[start of GIVEN RECORDS]

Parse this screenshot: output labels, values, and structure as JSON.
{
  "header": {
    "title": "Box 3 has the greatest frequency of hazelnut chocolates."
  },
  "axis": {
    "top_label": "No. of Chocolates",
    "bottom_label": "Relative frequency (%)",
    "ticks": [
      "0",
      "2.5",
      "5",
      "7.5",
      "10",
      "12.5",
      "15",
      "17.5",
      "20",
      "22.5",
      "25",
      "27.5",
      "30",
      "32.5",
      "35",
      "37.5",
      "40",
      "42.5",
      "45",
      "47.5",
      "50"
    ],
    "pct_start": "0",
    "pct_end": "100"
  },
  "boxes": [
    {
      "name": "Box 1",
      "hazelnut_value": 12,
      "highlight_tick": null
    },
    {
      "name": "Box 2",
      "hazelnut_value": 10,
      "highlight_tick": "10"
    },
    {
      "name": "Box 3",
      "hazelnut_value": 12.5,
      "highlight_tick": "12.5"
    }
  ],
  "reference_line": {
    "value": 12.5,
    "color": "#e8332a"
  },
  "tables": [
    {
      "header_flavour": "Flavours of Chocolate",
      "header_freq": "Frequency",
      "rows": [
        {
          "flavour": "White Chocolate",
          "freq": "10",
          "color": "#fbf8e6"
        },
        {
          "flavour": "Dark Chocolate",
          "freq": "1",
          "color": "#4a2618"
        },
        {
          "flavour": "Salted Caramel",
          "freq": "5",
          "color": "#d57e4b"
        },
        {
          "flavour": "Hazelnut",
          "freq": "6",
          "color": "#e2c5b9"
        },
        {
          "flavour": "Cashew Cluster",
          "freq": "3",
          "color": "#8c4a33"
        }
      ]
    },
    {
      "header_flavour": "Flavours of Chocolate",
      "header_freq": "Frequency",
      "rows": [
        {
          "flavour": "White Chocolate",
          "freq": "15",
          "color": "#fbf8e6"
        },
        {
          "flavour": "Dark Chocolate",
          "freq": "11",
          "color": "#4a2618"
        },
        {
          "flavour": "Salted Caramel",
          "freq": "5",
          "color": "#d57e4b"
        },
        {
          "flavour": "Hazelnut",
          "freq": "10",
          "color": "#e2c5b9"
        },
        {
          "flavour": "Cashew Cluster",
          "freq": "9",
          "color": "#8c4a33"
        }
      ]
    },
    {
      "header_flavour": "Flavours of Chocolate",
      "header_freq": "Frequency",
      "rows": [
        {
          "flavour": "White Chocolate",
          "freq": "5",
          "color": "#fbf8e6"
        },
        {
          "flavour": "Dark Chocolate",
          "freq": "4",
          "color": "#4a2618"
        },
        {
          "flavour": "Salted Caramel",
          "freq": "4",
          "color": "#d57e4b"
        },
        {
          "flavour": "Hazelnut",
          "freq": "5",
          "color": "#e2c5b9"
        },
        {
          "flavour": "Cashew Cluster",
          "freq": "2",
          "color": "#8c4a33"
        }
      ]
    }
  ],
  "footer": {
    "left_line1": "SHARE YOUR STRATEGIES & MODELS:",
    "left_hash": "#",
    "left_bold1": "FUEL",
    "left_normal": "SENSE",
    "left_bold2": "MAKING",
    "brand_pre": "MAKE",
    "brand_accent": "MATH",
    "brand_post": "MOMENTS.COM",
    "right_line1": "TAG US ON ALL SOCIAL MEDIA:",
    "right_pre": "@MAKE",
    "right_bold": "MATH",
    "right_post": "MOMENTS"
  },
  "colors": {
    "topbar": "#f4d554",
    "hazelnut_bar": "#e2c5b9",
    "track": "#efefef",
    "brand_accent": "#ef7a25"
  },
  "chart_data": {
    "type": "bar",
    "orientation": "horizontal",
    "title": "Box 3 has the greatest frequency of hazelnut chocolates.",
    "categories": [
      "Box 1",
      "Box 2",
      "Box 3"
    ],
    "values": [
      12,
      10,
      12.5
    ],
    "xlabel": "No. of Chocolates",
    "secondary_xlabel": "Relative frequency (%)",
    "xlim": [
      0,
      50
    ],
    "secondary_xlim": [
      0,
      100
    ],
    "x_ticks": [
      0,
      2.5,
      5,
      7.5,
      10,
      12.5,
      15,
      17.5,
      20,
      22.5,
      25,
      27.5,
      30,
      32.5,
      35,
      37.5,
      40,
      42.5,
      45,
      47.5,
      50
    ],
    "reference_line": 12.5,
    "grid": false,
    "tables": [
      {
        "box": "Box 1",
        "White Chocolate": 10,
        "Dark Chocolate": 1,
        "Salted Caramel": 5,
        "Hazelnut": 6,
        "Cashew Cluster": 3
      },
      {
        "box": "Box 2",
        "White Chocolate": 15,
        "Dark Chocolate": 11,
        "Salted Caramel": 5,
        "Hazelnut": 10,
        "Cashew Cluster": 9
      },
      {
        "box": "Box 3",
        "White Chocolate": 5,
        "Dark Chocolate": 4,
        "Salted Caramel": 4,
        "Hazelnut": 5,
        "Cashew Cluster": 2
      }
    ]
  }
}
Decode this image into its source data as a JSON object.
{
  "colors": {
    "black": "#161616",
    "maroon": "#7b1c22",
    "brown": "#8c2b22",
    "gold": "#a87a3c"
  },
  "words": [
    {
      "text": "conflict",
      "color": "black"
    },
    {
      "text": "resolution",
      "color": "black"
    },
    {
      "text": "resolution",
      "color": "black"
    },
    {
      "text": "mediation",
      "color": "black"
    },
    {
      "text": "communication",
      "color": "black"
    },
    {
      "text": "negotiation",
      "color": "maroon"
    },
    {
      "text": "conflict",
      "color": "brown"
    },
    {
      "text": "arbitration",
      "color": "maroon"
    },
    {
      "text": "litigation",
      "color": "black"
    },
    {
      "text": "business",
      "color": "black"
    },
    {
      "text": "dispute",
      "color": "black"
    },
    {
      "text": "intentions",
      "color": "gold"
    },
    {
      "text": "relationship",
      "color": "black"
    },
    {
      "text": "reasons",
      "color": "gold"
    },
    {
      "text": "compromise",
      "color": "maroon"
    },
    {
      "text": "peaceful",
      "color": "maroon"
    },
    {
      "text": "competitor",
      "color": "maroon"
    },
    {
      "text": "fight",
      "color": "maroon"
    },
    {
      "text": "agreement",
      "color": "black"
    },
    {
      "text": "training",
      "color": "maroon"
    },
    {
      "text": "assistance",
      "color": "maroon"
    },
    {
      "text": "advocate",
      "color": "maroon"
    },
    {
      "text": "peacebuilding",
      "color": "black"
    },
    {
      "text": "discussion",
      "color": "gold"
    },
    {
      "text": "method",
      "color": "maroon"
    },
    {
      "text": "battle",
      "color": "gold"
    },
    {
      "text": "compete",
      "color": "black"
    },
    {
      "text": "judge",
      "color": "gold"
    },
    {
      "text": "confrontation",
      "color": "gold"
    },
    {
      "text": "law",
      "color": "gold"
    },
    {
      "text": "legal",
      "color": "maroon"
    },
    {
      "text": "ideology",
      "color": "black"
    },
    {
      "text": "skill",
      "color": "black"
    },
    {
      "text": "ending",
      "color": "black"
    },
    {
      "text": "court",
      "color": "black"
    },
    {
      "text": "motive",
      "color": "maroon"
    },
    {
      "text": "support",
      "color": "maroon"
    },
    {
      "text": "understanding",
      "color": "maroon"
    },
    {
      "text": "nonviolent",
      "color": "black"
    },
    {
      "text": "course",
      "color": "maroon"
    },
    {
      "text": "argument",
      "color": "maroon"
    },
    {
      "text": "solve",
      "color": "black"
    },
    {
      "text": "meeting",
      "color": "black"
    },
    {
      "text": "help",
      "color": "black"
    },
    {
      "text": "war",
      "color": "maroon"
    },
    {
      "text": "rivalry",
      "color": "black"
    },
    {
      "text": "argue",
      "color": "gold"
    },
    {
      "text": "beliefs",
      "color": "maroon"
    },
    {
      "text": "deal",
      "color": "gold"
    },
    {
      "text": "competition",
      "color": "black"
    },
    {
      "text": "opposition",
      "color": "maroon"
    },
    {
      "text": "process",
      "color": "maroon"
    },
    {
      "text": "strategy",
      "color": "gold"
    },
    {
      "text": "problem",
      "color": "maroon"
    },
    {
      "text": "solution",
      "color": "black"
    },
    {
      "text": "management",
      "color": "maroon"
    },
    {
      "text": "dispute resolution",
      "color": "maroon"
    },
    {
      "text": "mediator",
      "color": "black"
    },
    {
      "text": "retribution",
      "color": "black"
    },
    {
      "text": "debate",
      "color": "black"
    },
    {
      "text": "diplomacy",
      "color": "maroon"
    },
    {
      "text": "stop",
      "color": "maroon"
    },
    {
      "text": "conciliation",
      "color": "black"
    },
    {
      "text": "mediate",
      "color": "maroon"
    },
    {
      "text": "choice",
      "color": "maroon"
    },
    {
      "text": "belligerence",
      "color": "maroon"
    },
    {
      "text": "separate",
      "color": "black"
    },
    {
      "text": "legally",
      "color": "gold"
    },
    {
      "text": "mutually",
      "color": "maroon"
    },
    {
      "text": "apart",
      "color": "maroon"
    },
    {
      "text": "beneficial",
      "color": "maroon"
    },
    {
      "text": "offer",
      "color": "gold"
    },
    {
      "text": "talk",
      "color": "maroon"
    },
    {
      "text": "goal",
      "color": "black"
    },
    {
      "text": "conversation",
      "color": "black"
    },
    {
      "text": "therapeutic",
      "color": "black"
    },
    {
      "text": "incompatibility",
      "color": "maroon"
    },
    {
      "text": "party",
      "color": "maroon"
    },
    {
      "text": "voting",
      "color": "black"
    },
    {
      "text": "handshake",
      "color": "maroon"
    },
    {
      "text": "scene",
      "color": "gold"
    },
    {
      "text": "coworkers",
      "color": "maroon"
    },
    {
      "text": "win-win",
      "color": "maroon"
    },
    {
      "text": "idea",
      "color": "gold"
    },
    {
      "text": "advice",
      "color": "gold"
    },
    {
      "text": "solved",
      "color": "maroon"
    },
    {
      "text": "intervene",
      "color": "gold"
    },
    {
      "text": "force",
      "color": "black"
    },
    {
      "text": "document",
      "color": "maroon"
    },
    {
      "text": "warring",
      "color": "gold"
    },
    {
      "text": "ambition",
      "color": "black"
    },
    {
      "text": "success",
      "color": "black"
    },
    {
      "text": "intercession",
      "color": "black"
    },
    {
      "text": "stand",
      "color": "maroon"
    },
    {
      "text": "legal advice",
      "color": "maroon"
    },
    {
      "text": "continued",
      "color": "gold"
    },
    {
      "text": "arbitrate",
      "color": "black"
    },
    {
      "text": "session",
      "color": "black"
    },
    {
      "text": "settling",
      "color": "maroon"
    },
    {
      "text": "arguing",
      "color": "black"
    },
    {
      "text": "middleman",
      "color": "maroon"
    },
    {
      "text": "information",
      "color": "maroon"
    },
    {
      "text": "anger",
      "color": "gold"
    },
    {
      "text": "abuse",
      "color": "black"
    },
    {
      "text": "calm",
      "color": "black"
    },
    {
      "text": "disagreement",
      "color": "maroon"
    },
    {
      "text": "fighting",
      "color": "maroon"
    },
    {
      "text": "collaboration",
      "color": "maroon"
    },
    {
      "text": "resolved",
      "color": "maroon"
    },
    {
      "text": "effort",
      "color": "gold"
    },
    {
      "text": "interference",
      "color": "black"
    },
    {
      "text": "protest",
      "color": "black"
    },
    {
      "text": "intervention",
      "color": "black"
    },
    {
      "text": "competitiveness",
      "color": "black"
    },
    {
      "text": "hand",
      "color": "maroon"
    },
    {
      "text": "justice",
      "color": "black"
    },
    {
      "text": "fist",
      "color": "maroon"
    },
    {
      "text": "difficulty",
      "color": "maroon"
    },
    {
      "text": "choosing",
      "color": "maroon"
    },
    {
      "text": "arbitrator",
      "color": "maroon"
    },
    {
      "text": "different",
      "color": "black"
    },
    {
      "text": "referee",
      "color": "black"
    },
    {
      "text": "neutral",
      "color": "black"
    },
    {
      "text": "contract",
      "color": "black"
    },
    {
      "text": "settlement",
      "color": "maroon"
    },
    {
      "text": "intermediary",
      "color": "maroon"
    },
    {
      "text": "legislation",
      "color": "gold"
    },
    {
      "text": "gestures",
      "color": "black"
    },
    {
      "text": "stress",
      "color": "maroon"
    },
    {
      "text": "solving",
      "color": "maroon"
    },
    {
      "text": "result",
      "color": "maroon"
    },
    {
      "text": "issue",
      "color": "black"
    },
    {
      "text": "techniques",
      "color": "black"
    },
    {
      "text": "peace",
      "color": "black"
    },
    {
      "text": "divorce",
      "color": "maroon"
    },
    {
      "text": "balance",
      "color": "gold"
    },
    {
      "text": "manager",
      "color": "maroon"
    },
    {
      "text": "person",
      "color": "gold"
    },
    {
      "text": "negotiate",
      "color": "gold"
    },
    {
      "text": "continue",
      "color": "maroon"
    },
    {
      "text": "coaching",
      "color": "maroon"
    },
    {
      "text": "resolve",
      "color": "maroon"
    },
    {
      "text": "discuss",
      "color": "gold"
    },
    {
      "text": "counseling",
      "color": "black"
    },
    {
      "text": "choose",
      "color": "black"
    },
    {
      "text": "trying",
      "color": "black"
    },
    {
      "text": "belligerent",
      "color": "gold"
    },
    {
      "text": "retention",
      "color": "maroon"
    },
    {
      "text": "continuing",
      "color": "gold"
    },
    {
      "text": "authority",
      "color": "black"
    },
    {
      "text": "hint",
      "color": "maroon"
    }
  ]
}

[end of GIVEN RECORDS]

* **AIM**
Above is a listing; report how many of its lines include the word "Relative", giving the number only.

* **COMPLETE ANSWER**
2